» **EXERCISE PROMPT**: Transcribe everything in the data word for word. Pictures are left out.

» **DATA EXCERPTS**:
— Begin —

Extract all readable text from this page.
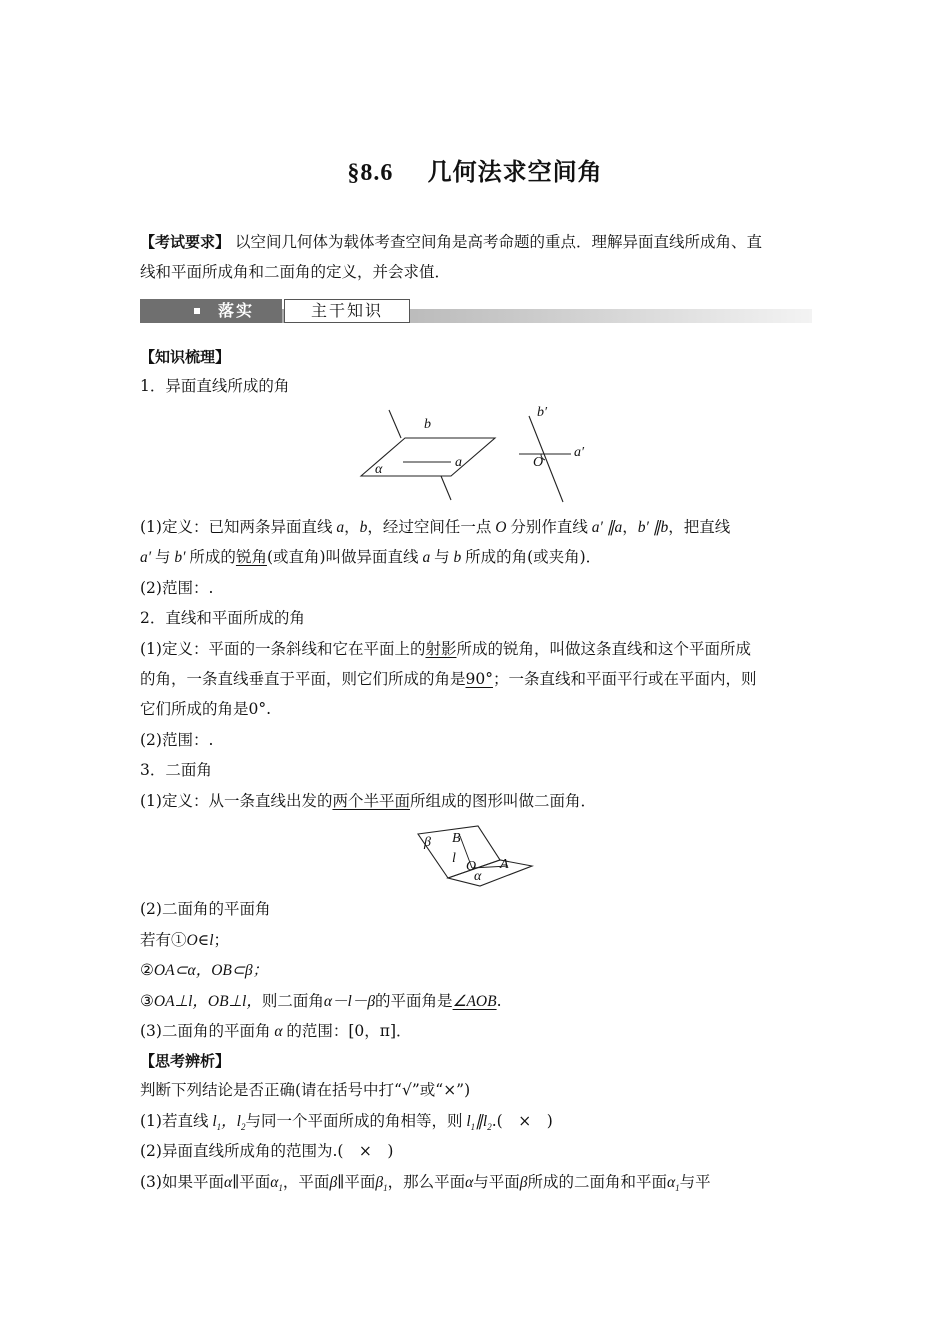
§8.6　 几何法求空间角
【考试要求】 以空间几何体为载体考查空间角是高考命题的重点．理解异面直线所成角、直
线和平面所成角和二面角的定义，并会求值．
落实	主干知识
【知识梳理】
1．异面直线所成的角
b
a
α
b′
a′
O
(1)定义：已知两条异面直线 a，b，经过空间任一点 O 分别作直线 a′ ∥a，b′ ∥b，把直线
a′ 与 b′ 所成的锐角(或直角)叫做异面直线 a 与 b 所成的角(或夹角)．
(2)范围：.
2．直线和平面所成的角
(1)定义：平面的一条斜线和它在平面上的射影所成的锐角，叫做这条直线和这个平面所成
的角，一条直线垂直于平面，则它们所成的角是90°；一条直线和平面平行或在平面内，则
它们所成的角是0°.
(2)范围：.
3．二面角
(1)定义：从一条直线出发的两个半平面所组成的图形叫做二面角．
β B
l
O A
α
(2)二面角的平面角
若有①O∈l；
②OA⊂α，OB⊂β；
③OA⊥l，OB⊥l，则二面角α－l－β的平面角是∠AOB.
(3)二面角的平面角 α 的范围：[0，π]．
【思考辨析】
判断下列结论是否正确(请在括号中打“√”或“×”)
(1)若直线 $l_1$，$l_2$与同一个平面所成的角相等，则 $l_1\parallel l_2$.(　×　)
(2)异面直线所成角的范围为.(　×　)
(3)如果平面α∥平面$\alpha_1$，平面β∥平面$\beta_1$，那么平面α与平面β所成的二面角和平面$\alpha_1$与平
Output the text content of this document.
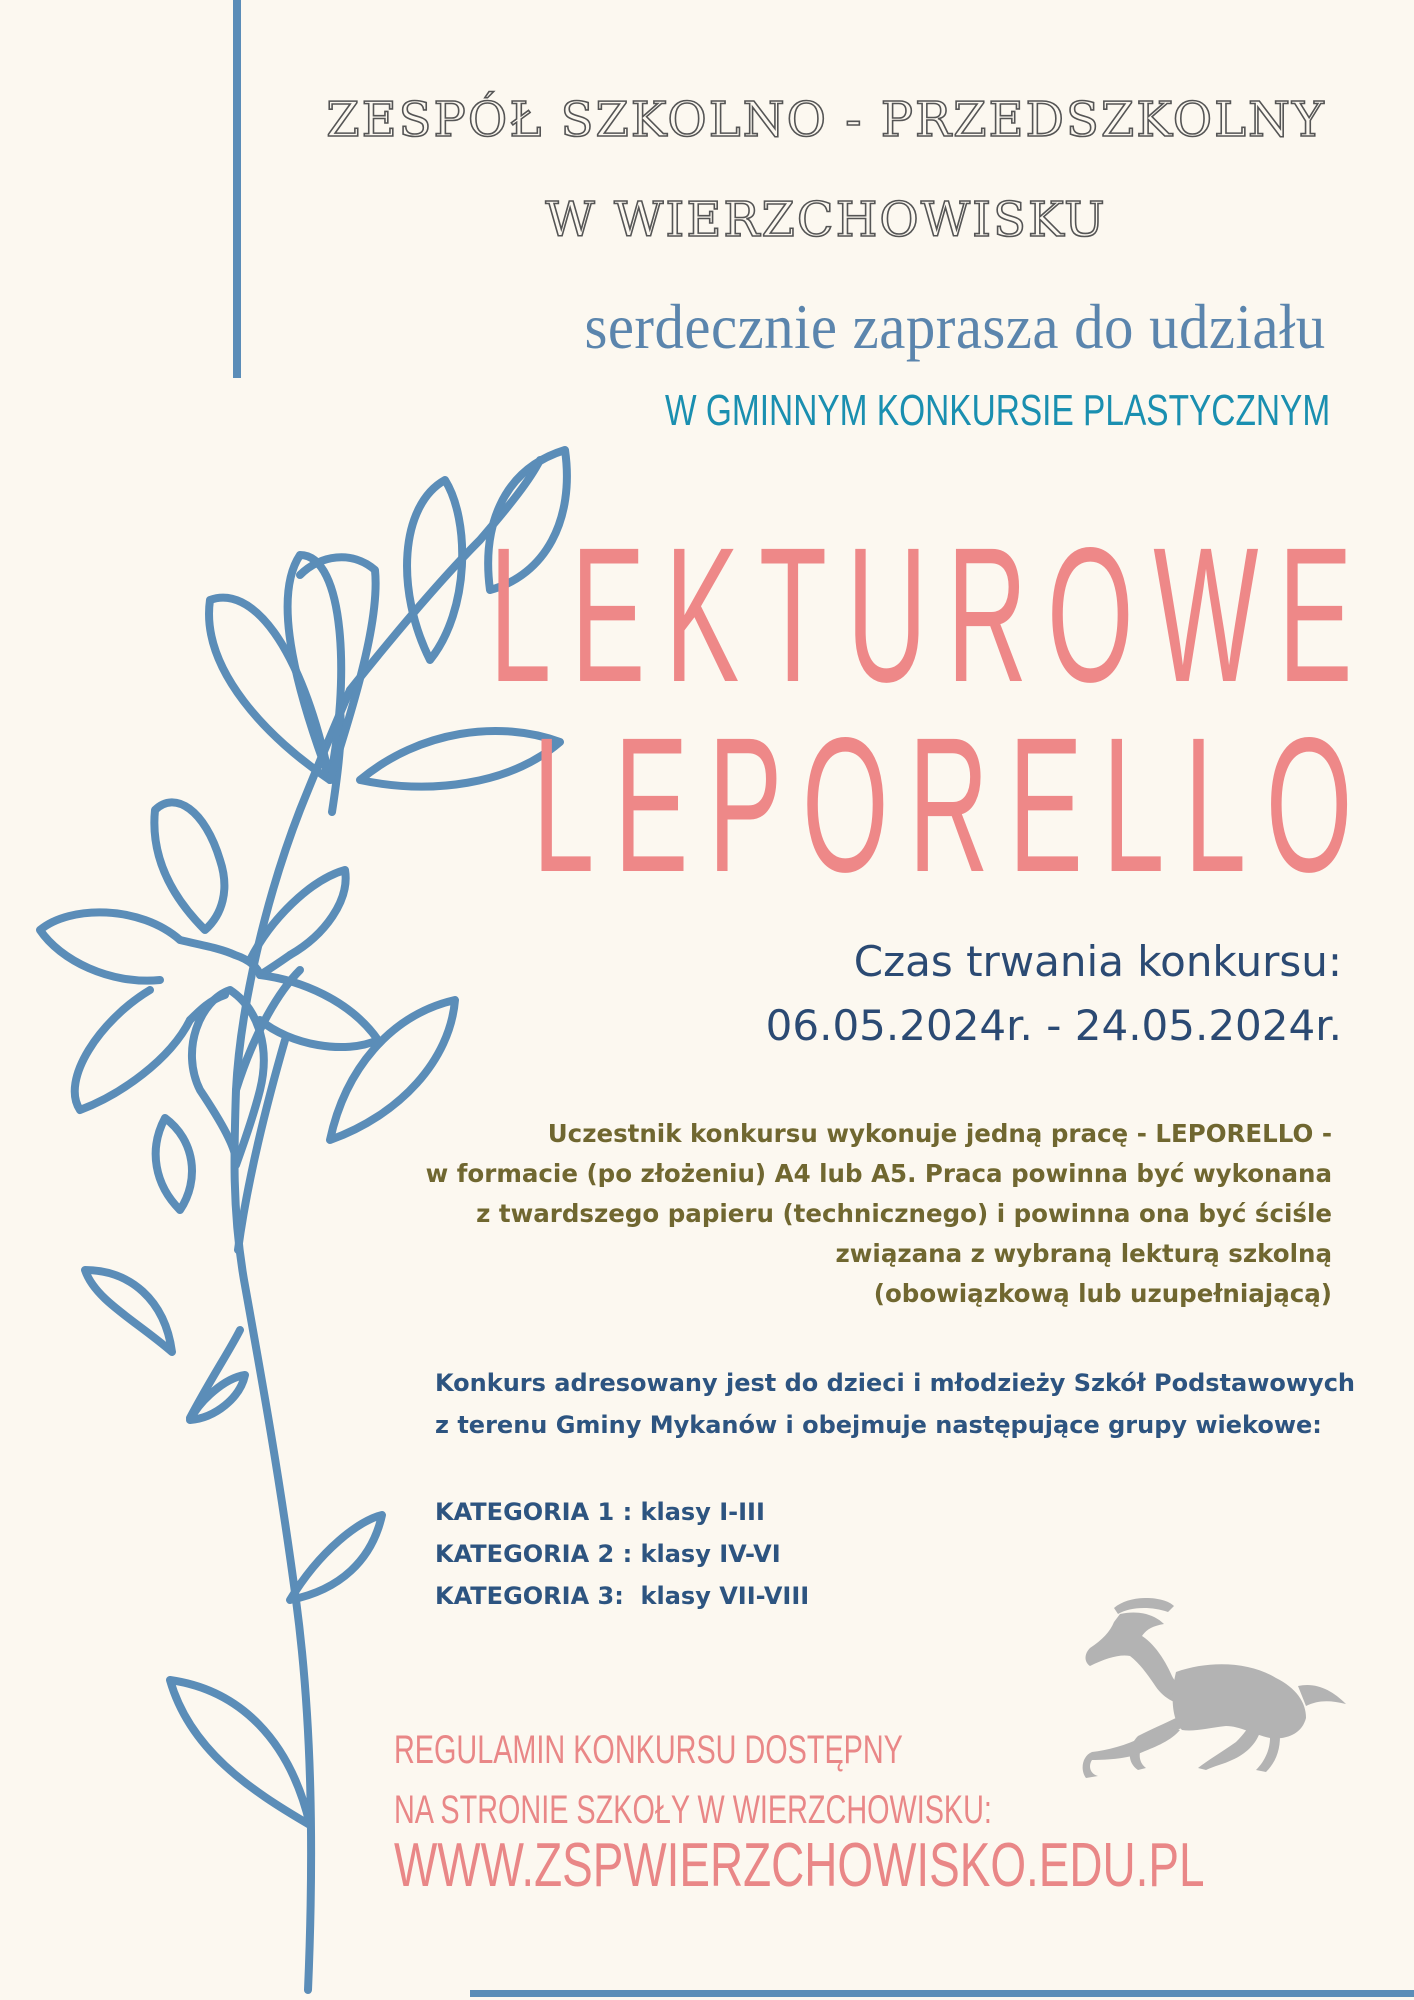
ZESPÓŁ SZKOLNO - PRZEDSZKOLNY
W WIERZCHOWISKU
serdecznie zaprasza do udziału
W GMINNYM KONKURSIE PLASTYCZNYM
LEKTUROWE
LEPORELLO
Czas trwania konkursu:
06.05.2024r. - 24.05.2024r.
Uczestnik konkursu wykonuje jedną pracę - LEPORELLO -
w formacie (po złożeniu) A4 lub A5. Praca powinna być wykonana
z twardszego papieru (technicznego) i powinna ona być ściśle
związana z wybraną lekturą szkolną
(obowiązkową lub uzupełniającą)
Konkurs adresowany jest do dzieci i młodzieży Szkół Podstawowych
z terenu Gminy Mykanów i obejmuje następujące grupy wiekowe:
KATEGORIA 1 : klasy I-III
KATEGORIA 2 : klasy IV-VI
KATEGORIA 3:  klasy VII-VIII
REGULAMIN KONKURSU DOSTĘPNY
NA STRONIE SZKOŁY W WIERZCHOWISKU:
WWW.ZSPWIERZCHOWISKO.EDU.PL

— End —

» **RESULT FOR THIS TASK**:
Extract all readable text from this page.
§8.6　 几何法求空间角
【考试要求】 以空间几何体为载体考查空间角是高考命题的重点．理解异面直线所成角、直
线和平面所成角和二面角的定义，并会求值．
落实	主干知识
【知识梳理】
1．异面直线所成的角
b
a
α
b′
a′
O
(1)定义：已知两条异面直线 a，b，经过空间任一点 O 分别作直线 a′ ∥a，b′ ∥b，把直线
a′ 与 b′ 所成的锐角(或直角)叫做异面直线 a 与 b 所成的角(或夹角)．
(2)范围：.
2．直线和平面所成的角
(1)定义：平面的一条斜线和它在平面上的射影所成的锐角，叫做这条直线和这个平面所成
的角，一条直线垂直于平面，则它们所成的角是90°；一条直线和平面平行或在平面内，则
它们所成的角是0°.
(2)范围：.
3．二面角
(1)定义：从一条直线出发的两个半平面所组成的图形叫做二面角．
β B
l
O A
α
(2)二面角的平面角
若有①O∈l；
②OA⊂α，OB⊂β；
③OA⊥l，OB⊥l，则二面角α－l－β的平面角是∠AOB.
(3)二面角的平面角 α 的范围：[0，π]．
【思考辨析】
判断下列结论是否正确(请在括号中打“√”或“×”)
(1)若直线 $l_1$，$l_2$与同一个平面所成的角相等，则 $l_1\parallel l_2$.(　×　)
(2)异面直线所成角的范围为.(　×　)
(3)如果平面α∥平面$\alpha_1$，平面β∥平面$\beta_1$，那么平面α与平面β所成的二面角和平面$\alpha_1$与平
Output the text content of this document.
ZESPÓŁ SZKOLNO - PRZEDSZKOLNY
W WIERZCHOWISKU
serdecznie zaprasza do udziału
W GMINNYM KONKURSIE PLASTYCZNYM
LEKTUROWE
LEPORELLO
Czas trwania konkursu:
06.05.2024r. - 24.05.2024r.
Uczestnik konkursu wykonuje jedną pracę - LEPORELLO -
w formacie (po złożeniu) A4 lub A5. Praca powinna być wykonana
z twardszego papieru (technicznego) i powinna ona być ściśle
związana z wybraną lekturą szkolną
(obowiązkową lub uzupełniającą)
Konkurs adresowany jest do dzieci i młodzieży Szkół Podstawowych
z terenu Gminy Mykanów i obejmuje następujące grupy wiekowe:
KATEGORIA 1 : klasy I-III
KATEGORIA 2 : klasy IV-VI
KATEGORIA 3:  klasy VII-VIII
REGULAMIN KONKURSU DOSTĘPNY
NA STRONIE SZKOŁY W WIERZCHOWISKU:
WWW.ZSPWIERZCHOWISKO.EDU.PL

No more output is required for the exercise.